(EXERCISE DATA)
____________
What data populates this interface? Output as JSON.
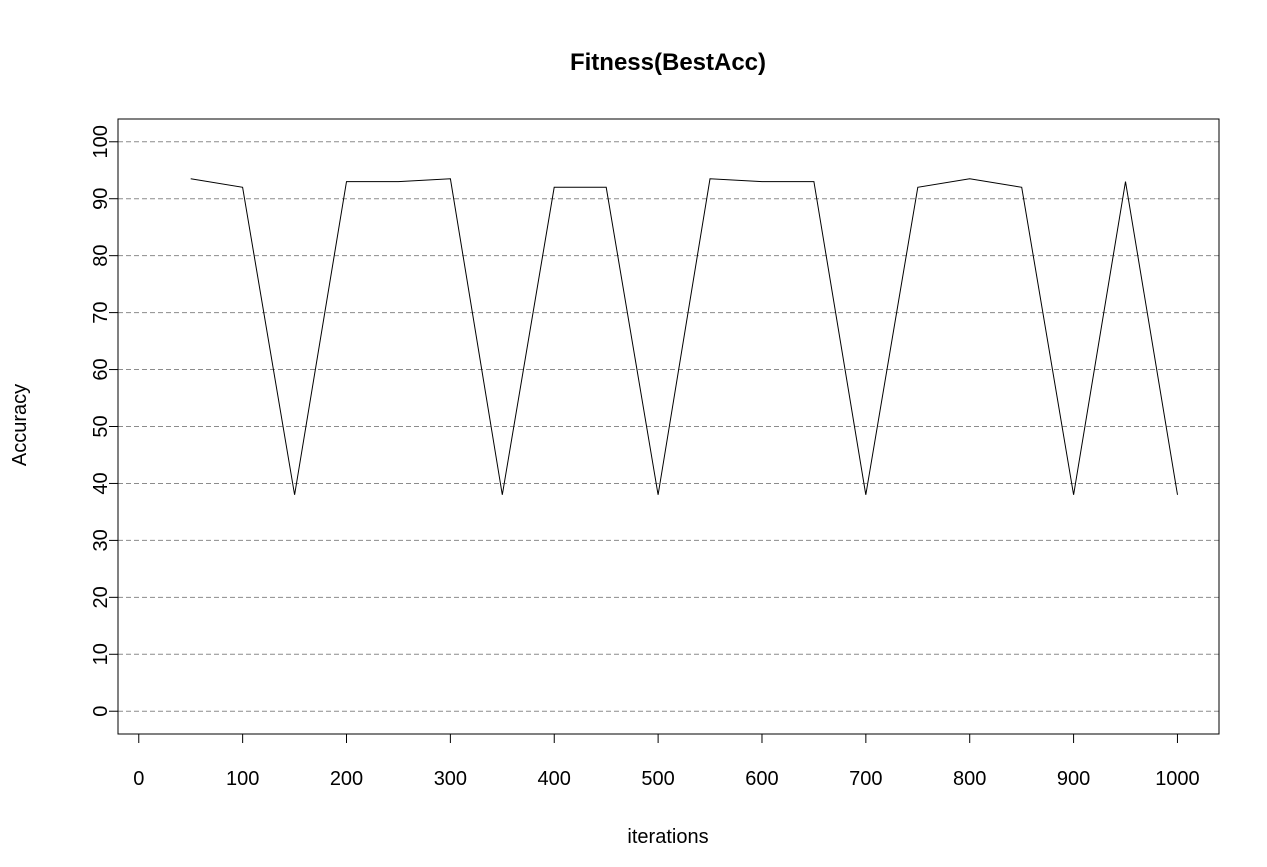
{
  "chart_data": {
    "type": "line",
    "title": "Fitness(BestAcc)",
    "xlabel": "iterations",
    "ylabel": "Accuracy",
    "xlim": [
      -20,
      1040
    ],
    "ylim": [
      -4,
      104
    ],
    "x_ticks": [
      0,
      100,
      200,
      300,
      400,
      500,
      600,
      700,
      800,
      900,
      1000
    ],
    "y_ticks": [
      0,
      10,
      20,
      30,
      40,
      50,
      60,
      70,
      80,
      90,
      100
    ],
    "grid": {
      "horizontal": true,
      "style": "dashed"
    },
    "series": [
      {
        "x": [
          50,
          100,
          150,
          200,
          250,
          300,
          350,
          400,
          450,
          500,
          550,
          600,
          650,
          700,
          750,
          800,
          850,
          900,
          950,
          1000
        ],
        "y": [
          93.5,
          92,
          38,
          93,
          93,
          93.5,
          38,
          92,
          92,
          38,
          93.5,
          93,
          93,
          38,
          92,
          93.5,
          92,
          38,
          93,
          38
        ],
        "color": "#000000"
      }
    ]
  }
}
____________
(GIVEN INSTRUCTION) Quote the entries in full. Any image among them is to be omitted from the copy.

(TASK SOLUTION)
What data populates this interface? Output as JSON.
{
  "chart_data": {
    "type": "line",
    "title": "Fitness(BestAcc)",
    "xlabel": "iterations",
    "ylabel": "Accuracy",
    "xlim": [
      -20,
      1040
    ],
    "ylim": [
      -4,
      104
    ],
    "x_ticks": [
      0,
      100,
      200,
      300,
      400,
      500,
      600,
      700,
      800,
      900,
      1000
    ],
    "y_ticks": [
      0,
      10,
      20,
      30,
      40,
      50,
      60,
      70,
      80,
      90,
      100
    ],
    "grid": {
      "horizontal": true,
      "style": "dashed"
    },
    "series": [
      {
        "x": [
          50,
          100,
          150,
          200,
          250,
          300,
          350,
          400,
          450,
          500,
          550,
          600,
          650,
          700,
          750,
          800,
          850,
          900,
          950,
          1000
        ],
        "y": [
          93.5,
          92,
          38,
          93,
          93,
          93.5,
          38,
          92,
          92,
          38,
          93.5,
          93,
          93,
          38,
          92,
          93.5,
          92,
          38,
          93,
          38
        ],
        "color": "#000000"
      }
    ]
  }
}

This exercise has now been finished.